===== Task inputs

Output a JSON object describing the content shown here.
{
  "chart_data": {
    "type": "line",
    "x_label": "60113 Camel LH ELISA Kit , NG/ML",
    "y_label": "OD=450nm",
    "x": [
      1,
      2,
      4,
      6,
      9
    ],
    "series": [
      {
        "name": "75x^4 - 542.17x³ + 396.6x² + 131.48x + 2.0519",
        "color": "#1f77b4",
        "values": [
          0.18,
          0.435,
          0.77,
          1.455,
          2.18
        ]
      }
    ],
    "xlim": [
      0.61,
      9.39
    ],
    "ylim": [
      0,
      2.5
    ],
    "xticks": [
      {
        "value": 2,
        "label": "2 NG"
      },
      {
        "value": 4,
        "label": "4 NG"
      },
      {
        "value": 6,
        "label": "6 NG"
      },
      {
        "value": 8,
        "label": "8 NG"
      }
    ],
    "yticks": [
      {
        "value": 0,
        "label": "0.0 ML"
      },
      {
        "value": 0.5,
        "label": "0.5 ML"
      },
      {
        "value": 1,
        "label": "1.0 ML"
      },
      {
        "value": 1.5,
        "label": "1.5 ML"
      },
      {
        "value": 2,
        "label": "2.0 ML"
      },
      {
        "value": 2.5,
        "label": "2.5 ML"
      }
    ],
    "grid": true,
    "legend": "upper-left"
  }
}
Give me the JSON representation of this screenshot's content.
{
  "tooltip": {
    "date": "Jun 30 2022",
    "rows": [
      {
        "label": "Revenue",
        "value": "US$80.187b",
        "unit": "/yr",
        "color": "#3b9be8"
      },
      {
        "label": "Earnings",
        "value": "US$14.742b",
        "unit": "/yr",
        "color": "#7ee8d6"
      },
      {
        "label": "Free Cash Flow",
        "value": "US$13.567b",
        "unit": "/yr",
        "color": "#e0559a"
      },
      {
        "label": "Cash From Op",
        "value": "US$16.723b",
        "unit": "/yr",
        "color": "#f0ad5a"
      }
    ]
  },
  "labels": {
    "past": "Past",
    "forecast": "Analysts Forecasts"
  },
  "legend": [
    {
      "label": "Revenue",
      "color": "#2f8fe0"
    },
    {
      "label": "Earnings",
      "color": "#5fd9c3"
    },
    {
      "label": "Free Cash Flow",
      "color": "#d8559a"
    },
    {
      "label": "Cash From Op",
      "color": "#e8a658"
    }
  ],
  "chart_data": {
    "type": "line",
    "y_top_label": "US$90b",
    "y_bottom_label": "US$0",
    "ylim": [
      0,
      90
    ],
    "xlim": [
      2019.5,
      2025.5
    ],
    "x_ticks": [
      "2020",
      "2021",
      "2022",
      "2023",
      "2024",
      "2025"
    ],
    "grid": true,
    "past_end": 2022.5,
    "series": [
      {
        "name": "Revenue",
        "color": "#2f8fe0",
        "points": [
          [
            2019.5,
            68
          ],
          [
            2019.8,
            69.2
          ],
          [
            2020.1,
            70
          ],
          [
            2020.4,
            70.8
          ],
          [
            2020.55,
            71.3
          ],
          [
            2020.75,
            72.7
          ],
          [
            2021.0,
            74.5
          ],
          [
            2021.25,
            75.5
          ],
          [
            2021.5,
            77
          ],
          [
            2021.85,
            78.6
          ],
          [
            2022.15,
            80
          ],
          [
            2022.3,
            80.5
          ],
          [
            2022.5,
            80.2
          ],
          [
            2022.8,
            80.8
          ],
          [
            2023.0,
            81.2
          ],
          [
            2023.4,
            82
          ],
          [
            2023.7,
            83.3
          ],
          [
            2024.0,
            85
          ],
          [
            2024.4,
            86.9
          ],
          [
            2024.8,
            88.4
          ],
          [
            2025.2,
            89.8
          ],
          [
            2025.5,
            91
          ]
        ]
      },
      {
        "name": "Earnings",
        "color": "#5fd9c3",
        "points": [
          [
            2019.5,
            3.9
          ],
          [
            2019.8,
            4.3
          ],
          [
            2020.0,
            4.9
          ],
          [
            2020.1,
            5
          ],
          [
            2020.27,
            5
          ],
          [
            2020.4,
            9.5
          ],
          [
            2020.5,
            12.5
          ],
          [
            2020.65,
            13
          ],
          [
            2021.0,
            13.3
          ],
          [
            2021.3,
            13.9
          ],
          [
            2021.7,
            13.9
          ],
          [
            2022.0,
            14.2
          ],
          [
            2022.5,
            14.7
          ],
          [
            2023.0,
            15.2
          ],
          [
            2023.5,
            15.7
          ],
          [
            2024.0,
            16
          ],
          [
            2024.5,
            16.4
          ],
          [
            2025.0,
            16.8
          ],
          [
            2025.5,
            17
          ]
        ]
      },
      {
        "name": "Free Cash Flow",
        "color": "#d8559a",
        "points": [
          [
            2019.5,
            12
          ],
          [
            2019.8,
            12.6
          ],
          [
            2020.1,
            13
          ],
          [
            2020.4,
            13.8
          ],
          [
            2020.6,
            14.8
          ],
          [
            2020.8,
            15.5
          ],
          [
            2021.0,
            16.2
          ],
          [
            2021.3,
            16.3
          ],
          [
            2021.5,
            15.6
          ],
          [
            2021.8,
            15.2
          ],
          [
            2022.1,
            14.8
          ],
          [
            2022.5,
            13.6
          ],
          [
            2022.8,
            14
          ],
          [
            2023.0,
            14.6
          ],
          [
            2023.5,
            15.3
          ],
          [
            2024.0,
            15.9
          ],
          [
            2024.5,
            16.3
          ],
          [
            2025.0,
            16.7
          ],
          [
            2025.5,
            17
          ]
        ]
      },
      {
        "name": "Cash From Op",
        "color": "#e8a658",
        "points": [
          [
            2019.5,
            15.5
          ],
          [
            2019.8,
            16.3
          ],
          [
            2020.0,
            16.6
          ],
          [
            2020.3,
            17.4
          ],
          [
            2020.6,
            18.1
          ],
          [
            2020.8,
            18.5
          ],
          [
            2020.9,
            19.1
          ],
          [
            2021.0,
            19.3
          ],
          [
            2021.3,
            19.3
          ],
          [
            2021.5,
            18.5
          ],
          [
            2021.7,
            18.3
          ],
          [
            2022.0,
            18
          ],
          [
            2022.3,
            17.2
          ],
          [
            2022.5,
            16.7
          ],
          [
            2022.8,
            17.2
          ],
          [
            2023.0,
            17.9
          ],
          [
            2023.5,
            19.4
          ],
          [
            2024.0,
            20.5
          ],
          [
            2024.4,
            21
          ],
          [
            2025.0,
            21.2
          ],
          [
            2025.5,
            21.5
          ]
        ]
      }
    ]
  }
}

==========

(Short problem): Search the records for the word "Free", then list every line that has it.

(Task output):
        "label": "Free Cash Flow",
      "label": "Free Cash Flow",
        "name": "Free Cash Flow",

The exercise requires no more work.